**Exercise description:**
Find each line with the string "heading" and copy it.

**Records shown:**
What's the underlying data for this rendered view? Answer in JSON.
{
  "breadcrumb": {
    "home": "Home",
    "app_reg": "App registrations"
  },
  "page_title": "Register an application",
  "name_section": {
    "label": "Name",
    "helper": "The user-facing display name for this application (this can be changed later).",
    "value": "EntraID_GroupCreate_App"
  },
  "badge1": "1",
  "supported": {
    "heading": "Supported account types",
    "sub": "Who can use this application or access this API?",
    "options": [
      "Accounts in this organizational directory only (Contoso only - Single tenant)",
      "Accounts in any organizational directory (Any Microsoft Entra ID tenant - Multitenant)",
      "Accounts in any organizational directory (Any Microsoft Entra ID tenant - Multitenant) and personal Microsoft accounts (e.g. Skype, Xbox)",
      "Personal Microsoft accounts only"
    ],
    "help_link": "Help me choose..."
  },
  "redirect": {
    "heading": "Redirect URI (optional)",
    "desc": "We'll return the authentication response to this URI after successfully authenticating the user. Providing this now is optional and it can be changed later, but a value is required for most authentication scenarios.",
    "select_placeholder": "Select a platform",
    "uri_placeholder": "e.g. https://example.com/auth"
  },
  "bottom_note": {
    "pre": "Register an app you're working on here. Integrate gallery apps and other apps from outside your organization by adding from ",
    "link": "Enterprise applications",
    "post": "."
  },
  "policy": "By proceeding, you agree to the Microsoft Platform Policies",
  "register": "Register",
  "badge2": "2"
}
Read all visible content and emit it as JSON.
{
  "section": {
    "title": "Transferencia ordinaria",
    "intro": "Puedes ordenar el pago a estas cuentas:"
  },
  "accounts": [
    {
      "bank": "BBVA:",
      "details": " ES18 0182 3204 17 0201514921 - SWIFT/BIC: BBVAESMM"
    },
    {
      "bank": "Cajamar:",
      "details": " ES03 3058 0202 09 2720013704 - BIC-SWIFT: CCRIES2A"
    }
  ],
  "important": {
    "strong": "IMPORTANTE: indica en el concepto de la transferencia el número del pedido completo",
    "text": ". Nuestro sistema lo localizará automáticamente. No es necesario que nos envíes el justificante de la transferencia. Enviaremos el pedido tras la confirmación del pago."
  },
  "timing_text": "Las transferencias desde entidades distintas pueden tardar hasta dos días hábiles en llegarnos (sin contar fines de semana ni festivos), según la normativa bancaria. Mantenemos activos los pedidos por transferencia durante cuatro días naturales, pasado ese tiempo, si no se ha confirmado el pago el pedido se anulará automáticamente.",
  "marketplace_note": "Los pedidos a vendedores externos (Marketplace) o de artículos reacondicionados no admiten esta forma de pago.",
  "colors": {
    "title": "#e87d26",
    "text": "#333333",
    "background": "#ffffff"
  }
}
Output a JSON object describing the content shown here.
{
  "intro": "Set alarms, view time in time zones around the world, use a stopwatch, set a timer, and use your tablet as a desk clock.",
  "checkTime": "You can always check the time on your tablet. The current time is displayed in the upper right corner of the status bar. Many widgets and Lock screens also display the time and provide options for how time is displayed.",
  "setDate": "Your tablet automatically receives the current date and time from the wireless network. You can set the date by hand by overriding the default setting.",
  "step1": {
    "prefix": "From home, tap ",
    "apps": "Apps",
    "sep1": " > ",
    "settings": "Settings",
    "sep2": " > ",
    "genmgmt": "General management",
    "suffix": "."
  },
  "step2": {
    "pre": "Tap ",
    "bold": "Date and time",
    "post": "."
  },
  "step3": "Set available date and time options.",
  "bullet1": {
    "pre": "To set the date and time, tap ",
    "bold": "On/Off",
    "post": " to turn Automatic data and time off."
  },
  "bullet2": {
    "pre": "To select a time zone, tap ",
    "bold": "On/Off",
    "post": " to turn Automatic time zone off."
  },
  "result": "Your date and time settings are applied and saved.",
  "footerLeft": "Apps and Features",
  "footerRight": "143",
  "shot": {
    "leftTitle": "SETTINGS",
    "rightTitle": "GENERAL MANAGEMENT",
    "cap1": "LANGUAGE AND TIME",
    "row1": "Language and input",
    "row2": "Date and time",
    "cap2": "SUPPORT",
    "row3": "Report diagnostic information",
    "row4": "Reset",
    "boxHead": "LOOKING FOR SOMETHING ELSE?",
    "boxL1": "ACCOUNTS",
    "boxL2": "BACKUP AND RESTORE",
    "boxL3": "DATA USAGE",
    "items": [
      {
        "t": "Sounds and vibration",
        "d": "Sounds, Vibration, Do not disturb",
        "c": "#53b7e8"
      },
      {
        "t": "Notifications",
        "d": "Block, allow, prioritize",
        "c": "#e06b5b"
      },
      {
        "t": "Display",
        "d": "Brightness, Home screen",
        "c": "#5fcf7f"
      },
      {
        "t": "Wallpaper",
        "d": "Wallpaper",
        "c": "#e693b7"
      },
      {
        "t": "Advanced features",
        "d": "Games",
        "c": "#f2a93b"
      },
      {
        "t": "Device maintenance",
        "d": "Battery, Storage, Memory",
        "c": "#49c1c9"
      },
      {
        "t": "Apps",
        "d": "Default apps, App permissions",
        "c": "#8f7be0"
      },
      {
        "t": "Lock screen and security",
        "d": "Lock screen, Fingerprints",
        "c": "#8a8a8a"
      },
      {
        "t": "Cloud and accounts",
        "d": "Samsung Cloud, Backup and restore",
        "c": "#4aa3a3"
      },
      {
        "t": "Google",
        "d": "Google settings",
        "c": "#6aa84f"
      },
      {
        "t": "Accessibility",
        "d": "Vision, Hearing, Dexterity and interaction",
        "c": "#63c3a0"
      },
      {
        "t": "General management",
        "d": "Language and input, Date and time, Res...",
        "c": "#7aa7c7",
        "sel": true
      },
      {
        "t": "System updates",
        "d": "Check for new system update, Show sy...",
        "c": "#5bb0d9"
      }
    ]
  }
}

**Exercise solution:**
    "heading": "Supported account types",
    "heading": "Redirect URI (optional)",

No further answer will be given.